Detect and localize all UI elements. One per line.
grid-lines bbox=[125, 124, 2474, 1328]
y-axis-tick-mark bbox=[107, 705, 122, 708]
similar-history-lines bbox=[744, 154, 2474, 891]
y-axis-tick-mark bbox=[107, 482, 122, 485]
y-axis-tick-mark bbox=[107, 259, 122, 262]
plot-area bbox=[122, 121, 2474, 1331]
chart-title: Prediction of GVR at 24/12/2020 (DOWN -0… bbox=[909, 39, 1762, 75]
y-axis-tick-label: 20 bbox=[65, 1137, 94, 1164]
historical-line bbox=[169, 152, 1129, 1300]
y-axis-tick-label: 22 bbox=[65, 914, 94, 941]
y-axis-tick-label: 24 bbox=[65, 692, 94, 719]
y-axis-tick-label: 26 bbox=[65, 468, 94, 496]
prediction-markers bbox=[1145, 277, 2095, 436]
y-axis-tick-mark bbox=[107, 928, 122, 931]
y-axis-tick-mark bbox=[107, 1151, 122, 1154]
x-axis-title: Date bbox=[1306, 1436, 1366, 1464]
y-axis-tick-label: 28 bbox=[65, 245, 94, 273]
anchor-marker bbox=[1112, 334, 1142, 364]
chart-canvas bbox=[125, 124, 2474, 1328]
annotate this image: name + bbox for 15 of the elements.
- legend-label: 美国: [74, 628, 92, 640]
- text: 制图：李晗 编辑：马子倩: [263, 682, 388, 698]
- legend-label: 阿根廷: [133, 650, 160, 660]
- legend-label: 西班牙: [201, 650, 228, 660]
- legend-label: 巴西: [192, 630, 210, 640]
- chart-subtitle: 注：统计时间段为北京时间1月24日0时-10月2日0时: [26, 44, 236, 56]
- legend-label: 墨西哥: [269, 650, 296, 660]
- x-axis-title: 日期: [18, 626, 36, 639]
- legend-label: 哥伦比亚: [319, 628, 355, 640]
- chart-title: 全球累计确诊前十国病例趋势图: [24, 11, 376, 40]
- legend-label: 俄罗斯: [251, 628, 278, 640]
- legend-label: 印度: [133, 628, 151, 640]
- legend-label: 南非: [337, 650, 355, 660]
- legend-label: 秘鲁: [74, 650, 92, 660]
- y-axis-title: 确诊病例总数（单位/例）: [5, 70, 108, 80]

--------

§ **Task**:
Copy all of the items above line for line, keeping every character unchanged.

§ **Exercise solution**:
Detect and localize all UI elements. One per line.
grid-lines bbox=[125, 124, 2474, 1328]
y-axis-tick-mark bbox=[107, 705, 122, 708]
similar-history-lines bbox=[744, 154, 2474, 891]
y-axis-tick-mark bbox=[107, 482, 122, 485]
y-axis-tick-mark bbox=[107, 259, 122, 262]
plot-area bbox=[122, 121, 2474, 1331]
chart-title: Prediction of GVR at 24/12/2020 (DOWN -0… bbox=[909, 39, 1762, 75]
y-axis-tick-label: 20 bbox=[65, 1137, 94, 1164]
historical-line bbox=[169, 152, 1129, 1300]
y-axis-tick-label: 22 bbox=[65, 914, 94, 941]
y-axis-tick-label: 24 bbox=[65, 692, 94, 719]
y-axis-tick-label: 26 bbox=[65, 468, 94, 496]
prediction-markers bbox=[1145, 277, 2095, 436]
y-axis-tick-mark bbox=[107, 928, 122, 931]
y-axis-tick-mark bbox=[107, 1151, 122, 1154]
x-axis-title: Date bbox=[1306, 1436, 1366, 1464]
y-axis-tick-label: 28 bbox=[65, 245, 94, 273]
anchor-marker bbox=[1112, 334, 1142, 364]
chart-canvas bbox=[125, 124, 2474, 1328]
annotate this image: name + bbox for 15 of the elements.
- legend-label: 美国: [74, 628, 92, 640]
- text: 制图：李晗 编辑：马子倩: [263, 682, 388, 698]
- legend-label: 阿根廷: [133, 650, 160, 660]
- legend-label: 西班牙: [201, 650, 228, 660]
- legend-label: 巴西: [192, 630, 210, 640]
- chart-subtitle: 注：统计时间段为北京时间1月24日0时-10月2日0时: [26, 44, 236, 56]
- legend-label: 墨西哥: [269, 650, 296, 660]
- x-axis-title: 日期: [18, 626, 36, 639]
- legend-label: 哥伦比亚: [319, 628, 355, 640]
- chart-title: 全球累计确诊前十国病例趋势图: [24, 11, 376, 40]
- legend-label: 俄罗斯: [251, 628, 278, 640]
- legend-label: 印度: [133, 628, 151, 640]
- legend-label: 南非: [337, 650, 355, 660]
- legend-label: 秘鲁: [74, 650, 92, 660]
- y-axis-title: 确诊病例总数（单位/例）: [5, 70, 108, 80]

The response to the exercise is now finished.